== Items
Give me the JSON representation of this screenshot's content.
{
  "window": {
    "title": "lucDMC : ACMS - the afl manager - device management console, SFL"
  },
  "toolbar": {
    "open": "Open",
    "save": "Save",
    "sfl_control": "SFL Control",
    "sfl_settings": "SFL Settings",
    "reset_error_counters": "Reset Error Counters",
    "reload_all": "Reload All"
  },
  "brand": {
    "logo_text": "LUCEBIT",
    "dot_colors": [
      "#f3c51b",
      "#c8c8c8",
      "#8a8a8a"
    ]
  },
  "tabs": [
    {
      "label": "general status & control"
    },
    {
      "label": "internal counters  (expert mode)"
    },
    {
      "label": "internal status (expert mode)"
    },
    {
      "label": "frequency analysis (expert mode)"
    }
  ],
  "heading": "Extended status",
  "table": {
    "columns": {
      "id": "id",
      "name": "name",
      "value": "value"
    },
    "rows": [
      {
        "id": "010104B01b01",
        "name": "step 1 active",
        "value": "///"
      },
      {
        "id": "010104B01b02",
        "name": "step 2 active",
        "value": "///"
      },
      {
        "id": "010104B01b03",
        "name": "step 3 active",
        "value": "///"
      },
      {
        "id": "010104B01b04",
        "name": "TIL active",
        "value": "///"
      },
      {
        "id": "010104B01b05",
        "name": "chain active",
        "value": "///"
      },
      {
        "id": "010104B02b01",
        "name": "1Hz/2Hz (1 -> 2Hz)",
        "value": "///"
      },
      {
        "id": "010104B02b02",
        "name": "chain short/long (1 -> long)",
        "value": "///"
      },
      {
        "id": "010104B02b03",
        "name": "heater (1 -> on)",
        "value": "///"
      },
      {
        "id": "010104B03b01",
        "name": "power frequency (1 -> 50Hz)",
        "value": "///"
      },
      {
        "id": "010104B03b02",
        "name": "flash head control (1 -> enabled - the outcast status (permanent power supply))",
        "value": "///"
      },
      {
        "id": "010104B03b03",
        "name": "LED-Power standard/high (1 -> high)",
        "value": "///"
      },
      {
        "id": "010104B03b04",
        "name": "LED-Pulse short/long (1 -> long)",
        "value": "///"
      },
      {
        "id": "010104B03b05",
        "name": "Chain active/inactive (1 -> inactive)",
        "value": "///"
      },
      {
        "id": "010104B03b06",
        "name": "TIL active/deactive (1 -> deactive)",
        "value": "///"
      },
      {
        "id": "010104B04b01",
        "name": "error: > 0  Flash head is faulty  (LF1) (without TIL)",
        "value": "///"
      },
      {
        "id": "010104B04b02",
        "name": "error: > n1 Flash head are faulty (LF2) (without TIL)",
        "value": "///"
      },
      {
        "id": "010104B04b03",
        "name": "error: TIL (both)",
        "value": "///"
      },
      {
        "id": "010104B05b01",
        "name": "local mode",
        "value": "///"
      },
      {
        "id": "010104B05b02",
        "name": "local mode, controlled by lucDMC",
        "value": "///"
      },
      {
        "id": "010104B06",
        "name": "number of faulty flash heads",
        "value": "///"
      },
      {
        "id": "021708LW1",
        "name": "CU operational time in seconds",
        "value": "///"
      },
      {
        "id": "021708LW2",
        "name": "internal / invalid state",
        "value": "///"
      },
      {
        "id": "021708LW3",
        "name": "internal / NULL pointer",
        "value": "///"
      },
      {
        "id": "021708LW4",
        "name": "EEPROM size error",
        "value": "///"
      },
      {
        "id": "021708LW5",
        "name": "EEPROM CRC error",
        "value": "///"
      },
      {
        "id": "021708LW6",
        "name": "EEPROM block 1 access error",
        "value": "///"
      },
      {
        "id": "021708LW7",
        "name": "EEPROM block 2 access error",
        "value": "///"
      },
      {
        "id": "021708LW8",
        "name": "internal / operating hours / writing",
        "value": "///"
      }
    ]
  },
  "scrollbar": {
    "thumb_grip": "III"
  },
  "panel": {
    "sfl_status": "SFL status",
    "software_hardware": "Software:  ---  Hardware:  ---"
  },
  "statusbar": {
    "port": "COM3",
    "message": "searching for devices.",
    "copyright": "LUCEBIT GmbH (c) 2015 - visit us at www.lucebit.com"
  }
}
====
== Items
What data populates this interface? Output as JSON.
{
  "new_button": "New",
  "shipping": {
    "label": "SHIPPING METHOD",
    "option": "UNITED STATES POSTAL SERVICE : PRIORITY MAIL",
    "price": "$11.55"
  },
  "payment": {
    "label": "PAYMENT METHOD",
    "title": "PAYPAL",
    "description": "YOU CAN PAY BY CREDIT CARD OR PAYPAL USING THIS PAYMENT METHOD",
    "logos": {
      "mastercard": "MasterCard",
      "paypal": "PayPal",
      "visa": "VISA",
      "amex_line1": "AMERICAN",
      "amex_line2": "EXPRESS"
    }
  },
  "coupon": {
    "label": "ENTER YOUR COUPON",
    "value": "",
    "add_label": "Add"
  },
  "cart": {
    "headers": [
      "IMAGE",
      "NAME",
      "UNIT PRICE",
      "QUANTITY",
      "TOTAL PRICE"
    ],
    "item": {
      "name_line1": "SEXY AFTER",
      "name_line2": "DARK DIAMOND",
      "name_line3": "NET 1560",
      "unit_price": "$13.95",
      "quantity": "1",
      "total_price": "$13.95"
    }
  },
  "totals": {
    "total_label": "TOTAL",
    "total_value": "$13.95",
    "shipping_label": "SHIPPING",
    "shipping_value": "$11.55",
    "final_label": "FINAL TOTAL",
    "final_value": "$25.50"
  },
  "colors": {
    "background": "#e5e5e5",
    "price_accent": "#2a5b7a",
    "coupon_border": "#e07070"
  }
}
====
[Stated task] Collect the lines of the data that carry the word "expert".

[Full response]
      "label": "internal counters  (expert mode)"
      "label": "internal status (expert mode)"
      "label": "frequency analysis (expert mode)"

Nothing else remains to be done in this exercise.